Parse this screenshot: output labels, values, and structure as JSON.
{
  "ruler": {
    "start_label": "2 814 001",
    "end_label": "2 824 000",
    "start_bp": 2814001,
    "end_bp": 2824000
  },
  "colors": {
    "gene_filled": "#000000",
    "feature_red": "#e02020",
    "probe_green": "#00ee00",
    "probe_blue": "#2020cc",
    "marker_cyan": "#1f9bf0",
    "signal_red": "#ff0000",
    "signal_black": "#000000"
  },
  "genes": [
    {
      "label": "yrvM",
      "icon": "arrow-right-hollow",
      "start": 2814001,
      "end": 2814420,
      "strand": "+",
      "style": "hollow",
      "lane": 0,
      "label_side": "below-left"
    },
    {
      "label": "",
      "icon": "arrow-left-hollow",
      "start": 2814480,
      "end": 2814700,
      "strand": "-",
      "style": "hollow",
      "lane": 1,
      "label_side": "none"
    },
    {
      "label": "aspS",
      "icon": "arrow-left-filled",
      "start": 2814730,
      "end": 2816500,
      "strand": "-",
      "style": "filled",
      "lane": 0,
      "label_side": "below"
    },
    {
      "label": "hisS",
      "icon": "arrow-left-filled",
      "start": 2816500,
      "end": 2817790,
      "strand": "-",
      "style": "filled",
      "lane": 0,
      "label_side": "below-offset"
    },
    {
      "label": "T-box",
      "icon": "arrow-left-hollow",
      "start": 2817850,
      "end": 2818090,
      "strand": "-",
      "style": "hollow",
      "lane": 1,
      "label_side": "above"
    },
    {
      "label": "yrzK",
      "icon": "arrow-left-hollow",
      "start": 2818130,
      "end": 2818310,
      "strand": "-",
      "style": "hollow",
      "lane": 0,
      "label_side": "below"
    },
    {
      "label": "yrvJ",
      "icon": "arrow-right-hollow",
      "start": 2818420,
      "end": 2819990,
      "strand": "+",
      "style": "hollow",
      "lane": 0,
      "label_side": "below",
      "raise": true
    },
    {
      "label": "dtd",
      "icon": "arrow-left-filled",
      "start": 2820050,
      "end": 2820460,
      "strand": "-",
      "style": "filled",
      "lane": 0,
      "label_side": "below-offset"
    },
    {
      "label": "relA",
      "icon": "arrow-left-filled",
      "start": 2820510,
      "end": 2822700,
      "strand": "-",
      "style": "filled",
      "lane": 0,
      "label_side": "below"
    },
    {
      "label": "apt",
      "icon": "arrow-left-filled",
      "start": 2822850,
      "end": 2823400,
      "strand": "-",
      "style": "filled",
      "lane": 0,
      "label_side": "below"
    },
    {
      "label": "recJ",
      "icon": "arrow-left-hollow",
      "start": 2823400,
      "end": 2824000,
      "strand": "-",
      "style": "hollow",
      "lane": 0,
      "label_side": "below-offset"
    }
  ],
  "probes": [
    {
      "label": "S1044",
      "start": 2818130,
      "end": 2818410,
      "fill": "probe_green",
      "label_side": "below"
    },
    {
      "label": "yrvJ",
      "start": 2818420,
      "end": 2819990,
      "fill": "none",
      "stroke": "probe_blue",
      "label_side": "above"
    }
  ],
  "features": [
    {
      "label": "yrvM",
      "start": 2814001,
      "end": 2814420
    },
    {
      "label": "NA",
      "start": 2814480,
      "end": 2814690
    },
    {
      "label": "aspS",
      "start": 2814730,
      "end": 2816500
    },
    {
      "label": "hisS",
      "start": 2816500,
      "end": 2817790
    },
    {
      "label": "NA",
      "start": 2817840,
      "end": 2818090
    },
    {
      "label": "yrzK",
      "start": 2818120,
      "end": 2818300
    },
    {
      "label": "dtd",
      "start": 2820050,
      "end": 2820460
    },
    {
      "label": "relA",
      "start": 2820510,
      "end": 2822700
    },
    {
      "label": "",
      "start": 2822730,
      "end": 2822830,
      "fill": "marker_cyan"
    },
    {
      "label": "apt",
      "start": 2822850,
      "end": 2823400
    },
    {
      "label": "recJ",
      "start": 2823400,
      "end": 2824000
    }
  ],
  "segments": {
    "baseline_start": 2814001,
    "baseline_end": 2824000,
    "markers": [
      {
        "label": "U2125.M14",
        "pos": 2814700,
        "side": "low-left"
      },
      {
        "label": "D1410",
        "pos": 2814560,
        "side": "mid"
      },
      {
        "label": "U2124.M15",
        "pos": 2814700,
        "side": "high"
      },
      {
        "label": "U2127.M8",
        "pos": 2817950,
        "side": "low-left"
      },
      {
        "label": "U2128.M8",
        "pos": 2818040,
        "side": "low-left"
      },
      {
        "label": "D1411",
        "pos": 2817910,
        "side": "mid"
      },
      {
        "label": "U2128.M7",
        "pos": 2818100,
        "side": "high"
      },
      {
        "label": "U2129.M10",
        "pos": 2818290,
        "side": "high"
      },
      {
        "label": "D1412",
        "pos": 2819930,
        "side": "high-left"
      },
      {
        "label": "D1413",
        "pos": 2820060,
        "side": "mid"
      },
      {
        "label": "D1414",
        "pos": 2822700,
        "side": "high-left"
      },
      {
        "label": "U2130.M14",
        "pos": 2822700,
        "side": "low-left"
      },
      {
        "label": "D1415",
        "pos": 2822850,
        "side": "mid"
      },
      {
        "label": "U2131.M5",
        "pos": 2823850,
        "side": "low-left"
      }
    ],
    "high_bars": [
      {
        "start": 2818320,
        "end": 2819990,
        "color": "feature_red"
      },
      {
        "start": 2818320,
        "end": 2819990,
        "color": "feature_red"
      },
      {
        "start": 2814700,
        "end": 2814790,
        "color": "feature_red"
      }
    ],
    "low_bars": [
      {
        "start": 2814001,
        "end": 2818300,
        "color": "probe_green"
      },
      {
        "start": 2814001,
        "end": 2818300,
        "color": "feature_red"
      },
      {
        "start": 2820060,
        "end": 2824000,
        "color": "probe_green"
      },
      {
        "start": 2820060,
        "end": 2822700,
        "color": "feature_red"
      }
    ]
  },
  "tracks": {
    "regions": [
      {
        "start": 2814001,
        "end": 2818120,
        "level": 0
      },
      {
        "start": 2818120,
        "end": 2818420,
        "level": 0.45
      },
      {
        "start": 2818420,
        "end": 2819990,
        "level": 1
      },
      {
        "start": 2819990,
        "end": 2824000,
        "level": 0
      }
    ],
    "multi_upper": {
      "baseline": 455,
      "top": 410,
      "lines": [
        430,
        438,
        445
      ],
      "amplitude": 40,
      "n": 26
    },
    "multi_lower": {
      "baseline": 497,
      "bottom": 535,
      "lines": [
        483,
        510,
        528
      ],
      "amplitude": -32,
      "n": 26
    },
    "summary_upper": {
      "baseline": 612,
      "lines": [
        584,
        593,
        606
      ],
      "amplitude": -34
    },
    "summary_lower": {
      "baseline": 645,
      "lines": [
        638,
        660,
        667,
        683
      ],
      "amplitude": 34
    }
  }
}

════════════════════

# EXERCISE DESCRIPTION
Restate the whole listing exactly, leaving out nothing.

# RESULT OF THE TASK
Parse this screenshot: output labels, values, and structure as JSON.
{
  "ruler": {
    "start_label": "2 814 001",
    "end_label": "2 824 000",
    "start_bp": 2814001,
    "end_bp": 2824000
  },
  "colors": {
    "gene_filled": "#000000",
    "feature_red": "#e02020",
    "probe_green": "#00ee00",
    "probe_blue": "#2020cc",
    "marker_cyan": "#1f9bf0",
    "signal_red": "#ff0000",
    "signal_black": "#000000"
  },
  "genes": [
    {
      "label": "yrvM",
      "icon": "arrow-right-hollow",
      "start": 2814001,
      "end": 2814420,
      "strand": "+",
      "style": "hollow",
      "lane": 0,
      "label_side": "below-left"
    },
    {
      "label": "",
      "icon": "arrow-left-hollow",
      "start": 2814480,
      "end": 2814700,
      "strand": "-",
      "style": "hollow",
      "lane": 1,
      "label_side": "none"
    },
    {
      "label": "aspS",
      "icon": "arrow-left-filled",
      "start": 2814730,
      "end": 2816500,
      "strand": "-",
      "style": "filled",
      "lane": 0,
      "label_side": "below"
    },
    {
      "label": "hisS",
      "icon": "arrow-left-filled",
      "start": 2816500,
      "end": 2817790,
      "strand": "-",
      "style": "filled",
      "lane": 0,
      "label_side": "below-offset"
    },
    {
      "label": "T-box",
      "icon": "arrow-left-hollow",
      "start": 2817850,
      "end": 2818090,
      "strand": "-",
      "style": "hollow",
      "lane": 1,
      "label_side": "above"
    },
    {
      "label": "yrzK",
      "icon": "arrow-left-hollow",
      "start": 2818130,
      "end": 2818310,
      "strand": "-",
      "style": "hollow",
      "lane": 0,
      "label_side": "below"
    },
    {
      "label": "yrvJ",
      "icon": "arrow-right-hollow",
      "start": 2818420,
      "end": 2819990,
      "strand": "+",
      "style": "hollow",
      "lane": 0,
      "label_side": "below",
      "raise": true
    },
    {
      "label": "dtd",
      "icon": "arrow-left-filled",
      "start": 2820050,
      "end": 2820460,
      "strand": "-",
      "style": "filled",
      "lane": 0,
      "label_side": "below-offset"
    },
    {
      "label": "relA",
      "icon": "arrow-left-filled",
      "start": 2820510,
      "end": 2822700,
      "strand": "-",
      "style": "filled",
      "lane": 0,
      "label_side": "below"
    },
    {
      "label": "apt",
      "icon": "arrow-left-filled",
      "start": 2822850,
      "end": 2823400,
      "strand": "-",
      "style": "filled",
      "lane": 0,
      "label_side": "below"
    },
    {
      "label": "recJ",
      "icon": "arrow-left-hollow",
      "start": 2823400,
      "end": 2824000,
      "strand": "-",
      "style": "hollow",
      "lane": 0,
      "label_side": "below-offset"
    }
  ],
  "probes": [
    {
      "label": "S1044",
      "start": 2818130,
      "end": 2818410,
      "fill": "probe_green",
      "label_side": "below"
    },
    {
      "label": "yrvJ",
      "start": 2818420,
      "end": 2819990,
      "fill": "none",
      "stroke": "probe_blue",
      "label_side": "above"
    }
  ],
  "features": [
    {
      "label": "yrvM",
      "start": 2814001,
      "end": 2814420
    },
    {
      "label": "NA",
      "start": 2814480,
      "end": 2814690
    },
    {
      "label": "aspS",
      "start": 2814730,
      "end": 2816500
    },
    {
      "label": "hisS",
      "start": 2816500,
      "end": 2817790
    },
    {
      "label": "NA",
      "start": 2817840,
      "end": 2818090
    },
    {
      "label": "yrzK",
      "start": 2818120,
      "end": 2818300
    },
    {
      "label": "dtd",
      "start": 2820050,
      "end": 2820460
    },
    {
      "label": "relA",
      "start": 2820510,
      "end": 2822700
    },
    {
      "label": "",
      "start": 2822730,
      "end": 2822830,
      "fill": "marker_cyan"
    },
    {
      "label": "apt",
      "start": 2822850,
      "end": 2823400
    },
    {
      "label": "recJ",
      "start": 2823400,
      "end": 2824000
    }
  ],
  "segments": {
    "baseline_start": 2814001,
    "baseline_end": 2824000,
    "markers": [
      {
        "label": "U2125.M14",
        "pos": 2814700,
        "side": "low-left"
      },
      {
        "label": "D1410",
        "pos": 2814560,
        "side": "mid"
      },
      {
        "label": "U2124.M15",
        "pos": 2814700,
        "side": "high"
      },
      {
        "label": "U2127.M8",
        "pos": 2817950,
        "side": "low-left"
      },
      {
        "label": "U2128.M8",
        "pos": 2818040,
        "side": "low-left"
      },
      {
        "label": "D1411",
        "pos": 2817910,
        "side": "mid"
      },
      {
        "label": "U2128.M7",
        "pos": 2818100,
        "side": "high"
      },
      {
        "label": "U2129.M10",
        "pos": 2818290,
        "side": "high"
      },
      {
        "label": "D1412",
        "pos": 2819930,
        "side": "high-left"
      },
      {
        "label": "D1413",
        "pos": 2820060,
        "side": "mid"
      },
      {
        "label": "D1414",
        "pos": 2822700,
        "side": "high-left"
      },
      {
        "label": "U2130.M14",
        "pos": 2822700,
        "side": "low-left"
      },
      {
        "label": "D1415",
        "pos": 2822850,
        "side": "mid"
      },
      {
        "label": "U2131.M5",
        "pos": 2823850,
        "side": "low-left"
      }
    ],
    "high_bars": [
      {
        "start": 2818320,
        "end": 2819990,
        "color": "feature_red"
      },
      {
        "start": 2818320,
        "end": 2819990,
        "color": "feature_red"
      },
      {
        "start": 2814700,
        "end": 2814790,
        "color": "feature_red"
      }
    ],
    "low_bars": [
      {
        "start": 2814001,
        "end": 2818300,
        "color": "probe_green"
      },
      {
        "start": 2814001,
        "end": 2818300,
        "color": "feature_red"
      },
      {
        "start": 2820060,
        "end": 2824000,
        "color": "probe_green"
      },
      {
        "start": 2820060,
        "end": 2822700,
        "color": "feature_red"
      }
    ]
  },
  "tracks": {
    "regions": [
      {
        "start": 2814001,
        "end": 2818120,
        "level": 0
      },
      {
        "start": 2818120,
        "end": 2818420,
        "level": 0.45
      },
      {
        "start": 2818420,
        "end": 2819990,
        "level": 1
      },
      {
        "start": 2819990,
        "end": 2824000,
        "level": 0
      }
    ],
    "multi_upper": {
      "baseline": 455,
      "top": 410,
      "lines": [
        430,
        438,
        445
      ],
      "amplitude": 40,
      "n": 26
    },
    "multi_lower": {
      "baseline": 497,
      "bottom": 535,
      "lines": [
        483,
        510,
        528
      ],
      "amplitude": -32,
      "n": 26
    },
    "summary_upper": {
      "baseline": 612,
      "lines": [
        584,
        593,
        606
      ],
      "amplitude": -34
    },
    "summary_lower": {
      "baseline": 645,
      "lines": [
        638,
        660,
        667,
        683
      ],
      "amplitude": 34
    }
  }
}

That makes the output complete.